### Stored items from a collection
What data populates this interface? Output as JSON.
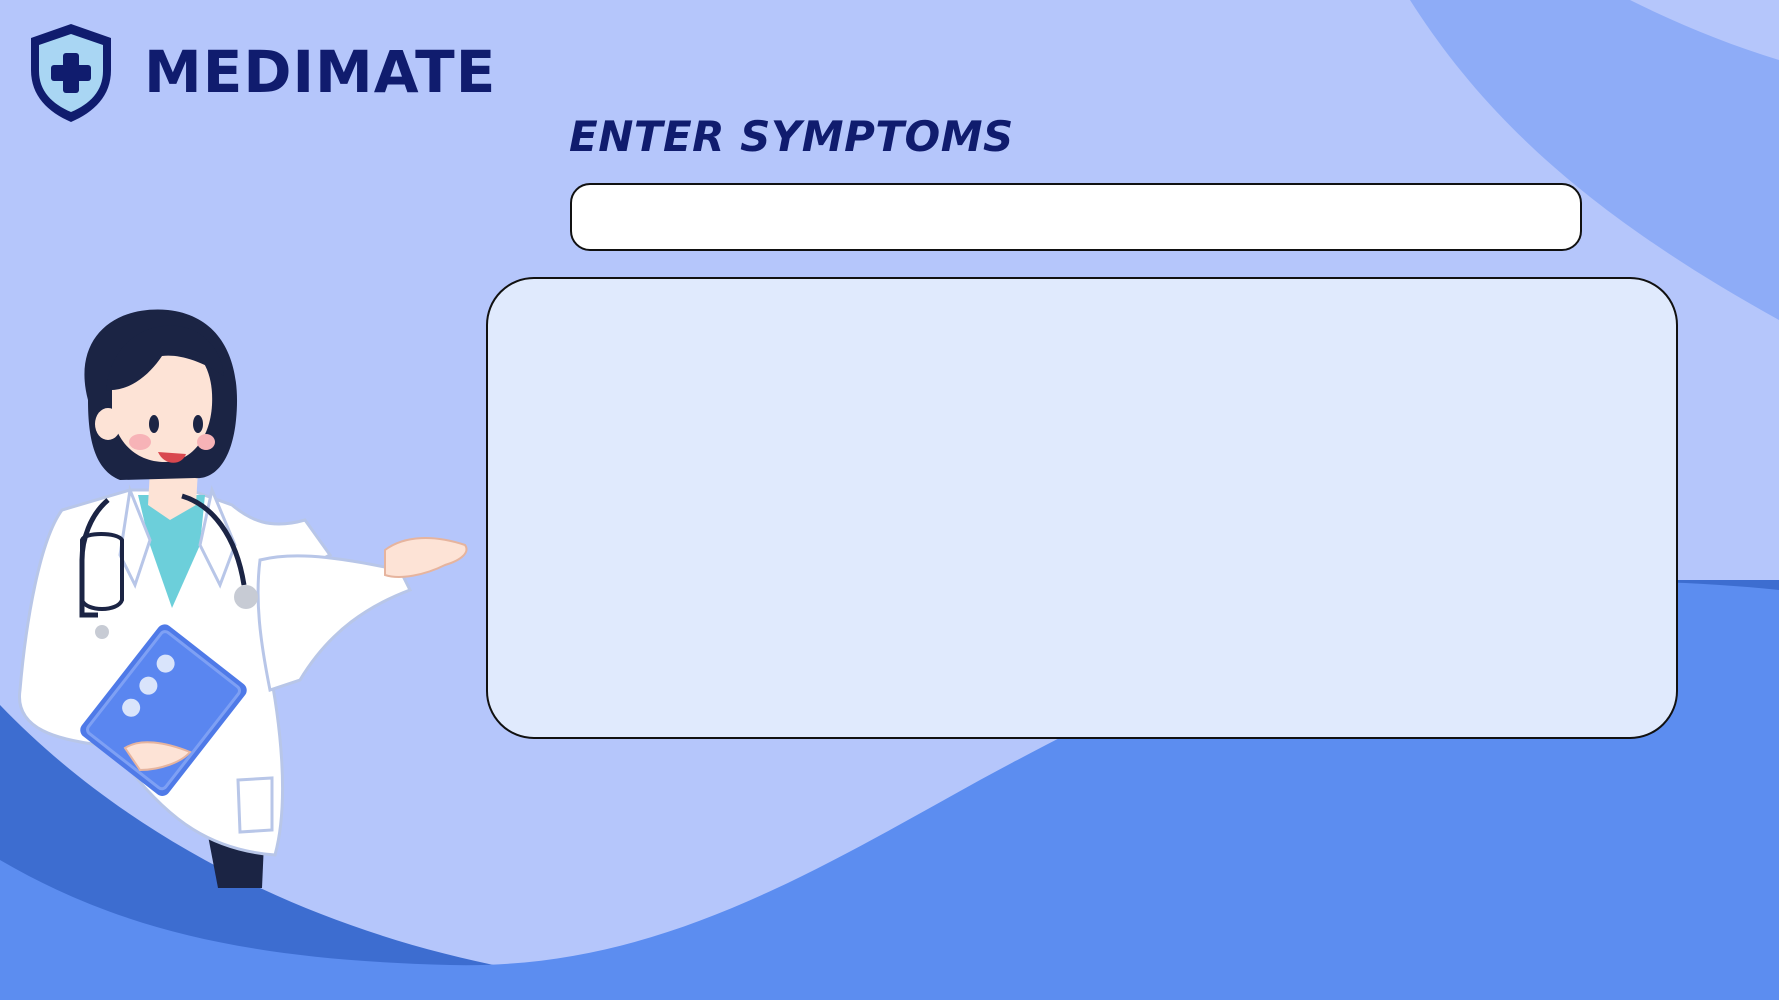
{
  "brand": {
    "name": "MEDIMATE",
    "logo_icon": "shield-plus-icon"
  },
  "symptoms": {
    "title": "ENTER SYMPTOMS",
    "input_value": "",
    "input_placeholder": ""
  },
  "results": {
    "content": ""
  },
  "illustration": {
    "icon": "doctor-illustration"
  },
  "colors": {
    "brand_text": "#101c6e",
    "background": "#b5c6fb",
    "wave_light": "#8eacf7",
    "wave_main": "#5c8df0",
    "wave_dark": "#3d6dd0",
    "panel": "#e0eafd"
  }
}
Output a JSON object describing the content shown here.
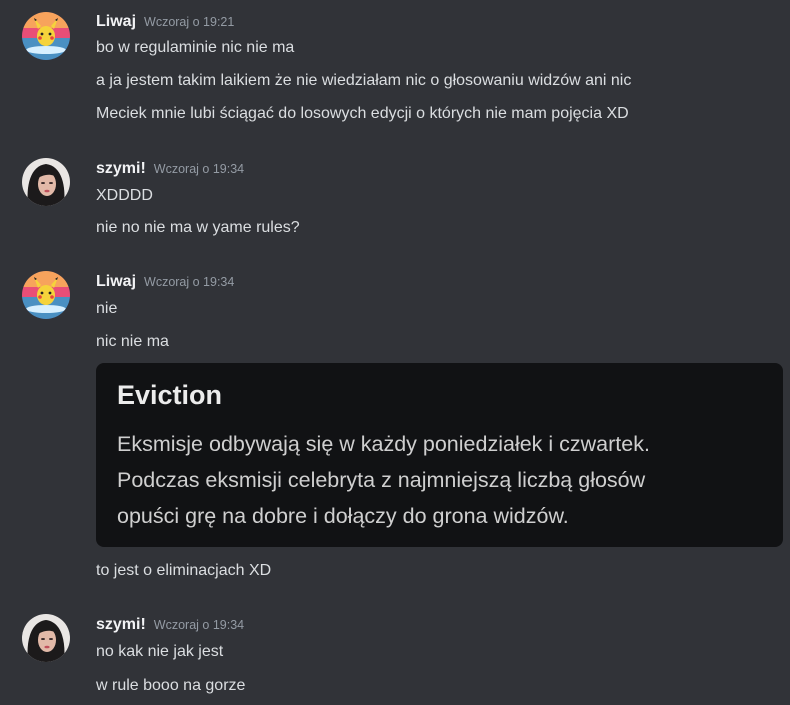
{
  "messages": [
    {
      "author": "Liwaj",
      "avatar_icon": "pikachu-surfboard-avatar",
      "timestamp": "Wczoraj o 19:21",
      "lines": [
        "bo w regulaminie nic nie ma",
        "a ja jestem takim laikiem że nie wiedziałam nic o głosowaniu widzów ani nic",
        "Meciek mnie lubi ściągać do losowych edycji o których nie mam pojęcia XD"
      ]
    },
    {
      "author": "szymi!",
      "avatar_icon": "dark-haired-person-avatar",
      "timestamp": "Wczoraj o 19:34",
      "lines": [
        "XDDDD",
        "nie no nie ma w yame rules?"
      ]
    },
    {
      "author": "Liwaj",
      "avatar_icon": "pikachu-surfboard-avatar",
      "timestamp": "Wczoraj o 19:34",
      "lines": [
        "nie",
        "nic nie ma"
      ],
      "embed": {
        "title": "Eviction",
        "lines": [
          "Eksmisje odbywają się w każdy poniedziałek i czwartek.",
          "Podczas eksmisji celebryta z najmniejszą liczbą głosów",
          "opuści grę na dobre i dołączy do grona widzów."
        ]
      },
      "after_embed": "to jest o eliminacjach XD"
    },
    {
      "author": "szymi!",
      "avatar_icon": "dark-haired-person-avatar",
      "timestamp": "Wczoraj o 19:34",
      "lines": [
        "no kak nie jak jest",
        "w rule booo na gorze"
      ]
    }
  ],
  "colors": {
    "background": "#313338",
    "embed_background": "#111214",
    "username": "#f2f3f5",
    "message_text": "#dbdee1",
    "timestamp": "#949ba4"
  }
}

### WRITTEN REQUEST
Identify the lines of the data that contain the word "JSON". Copy each of them.

### SOLUTION FOR THIS TASK
What data populates this interface? Output as JSON.
Output a JSON object describing the content shown here.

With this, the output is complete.